**Tâches à réaliser:**
[1] D'après le texte sur l'analyse de Turchin, entre quelles années l'élite dirigeante a-t-elle connu une période faste ?
[2] Citez à l'identique le segment du texte sur l'analyse de Turchin qui va de « Turchin est néanmoins » jusqu'à « de nombreuses preuves. ».

··· Passage extrait ···

Mais cette élite n’est pas monolithique ; une élite aspirante (un « précariat certifié ») la seconde. Elle n’a pas réussi jusqu’à présent à atteindre le sommet et s’est définie idéologiquement en opposition à l’immigration, à la mondialisation et à l’idéologie « woke ». Turchin affirme que cette élite aspirante est en train de prendre le contrôle du parti républicain et de créer ainsi un outil politique pour une compétition intra-élite efficace. Cette situation est évidemment mal ressentie par l’élite dirigeante qui a connu une période faste entre 1980 et 2008, lorsque sa vision du monde (capitalisme néolibéral et politique identitaire) a été adoptée par les deux partis dominants. Pour Turchin, la lutte politique actuelle aux États-Unis voit la classe dirigeante tenter désespérément de repousser l’assaut de son idéologie et, plus important encore, de sa position économique, par une élite aspirante qui s’assure le soutien de la classe moyenne mécontente.
Il s’agit d’une bataille aux proportions épiques. De nombreux signes prérévolutionnaires sont présents : système politique dysfonctionnel, fortes divisions entre les partis et manque de représentation politique pour les outsiders. Turchin cite avec louange les travaux empiriques d’Amory Gethin, de Clara Martinez Toledano et de Thomas Piketty, selon lesquels, dans toutes les démocraties occidentales, les partis de gauche ou sociaux-démocrates sont devenus les partis des élites éduquées et diplômées, tandis que les classes moyennes et laborieuses ont perdu leur influence et même leur représentation.
Turchin est néanmoins agnostique quant à l’issue de la crise politique américaine. Le système politique américain s’est montré extraordinairement flexible et capable de résister à des chocs importants. D’une certaine manière, on pourrait même penser que les diverses « subversions » conscientes et inconscientes de Trump ont précisément tourné à l’avantage du système, car elles ont montré sa résilience, même lorsque le président a tenté de le renverser. Mais d’un autre côté, l’incompréhension profonde et le manque d’intérêt pour le point de vue de l’autre partie est précisément l’une des caractéristiques des périodes prérévolutionnaires, et les États-Unis en ont de nombreuses preuves.

··· Données fournies ···

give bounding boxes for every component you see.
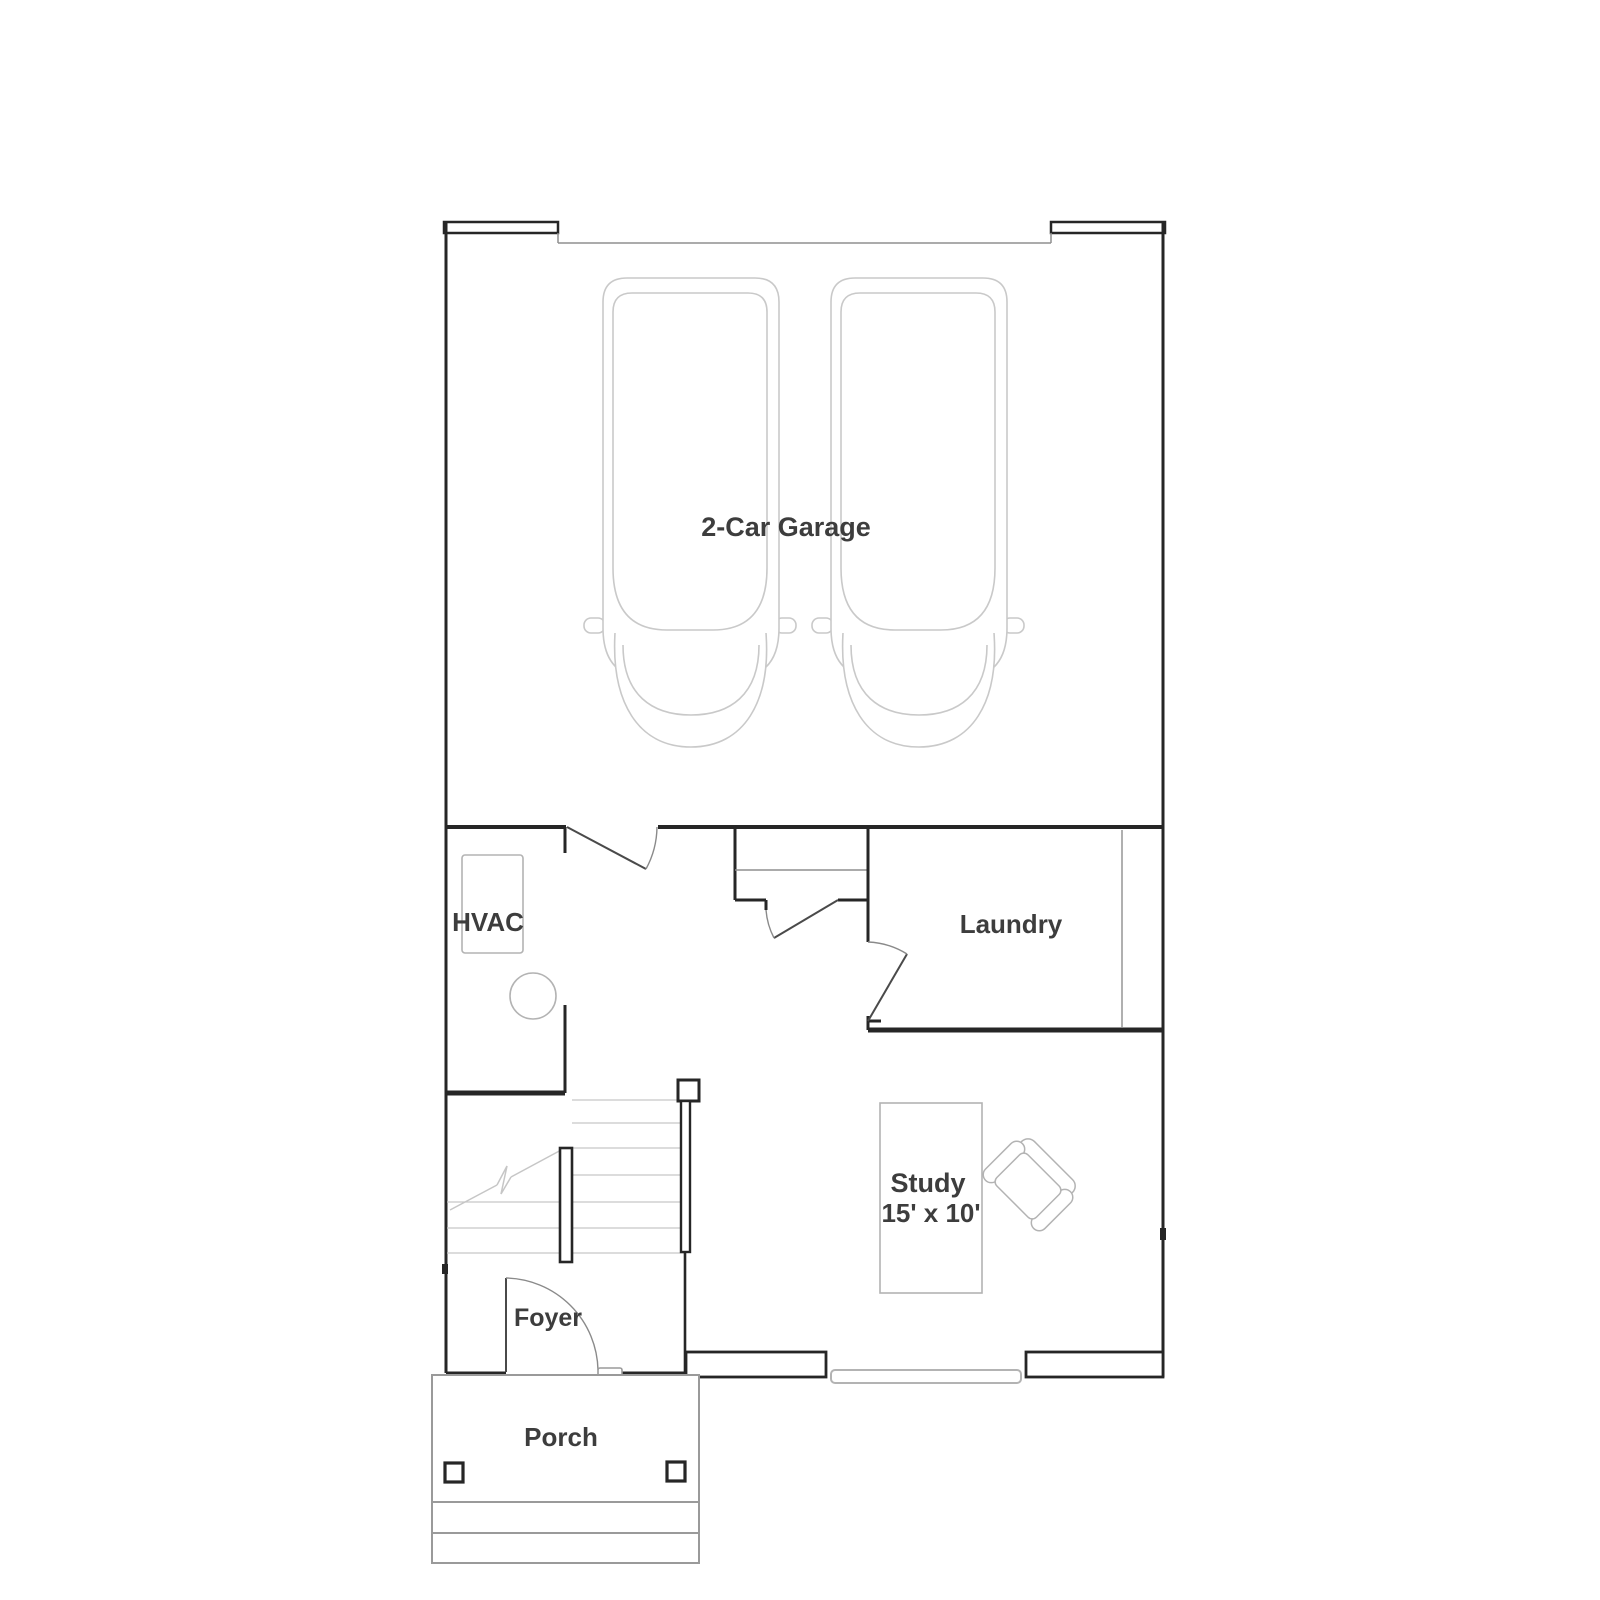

···

**Les solutions:**
[1] Entre 1980 et 2008.

[2]
Turchin est néanmoins agnostique quant à l’issue de la crise politique américaine. Le système politique américain s’est montré extraordinairement flexible et capable de résister à des chocs importants. D’une certaine manière, on pourrait même penser que les diverses « subversions » conscientes et inconscientes de Trump ont précisément tourné à l’avantage du système, car elles ont montré sa résilience, même lorsque le président a tenté de le renverser. Mais d’un autre côté, l’incompréhension profonde et le manque d’intérêt pour le point de vue de l’autre partie est précisément l’une des caractéristiques des périodes prérévolutionnaires, et les États-Unis en ont de nombreuses preuves.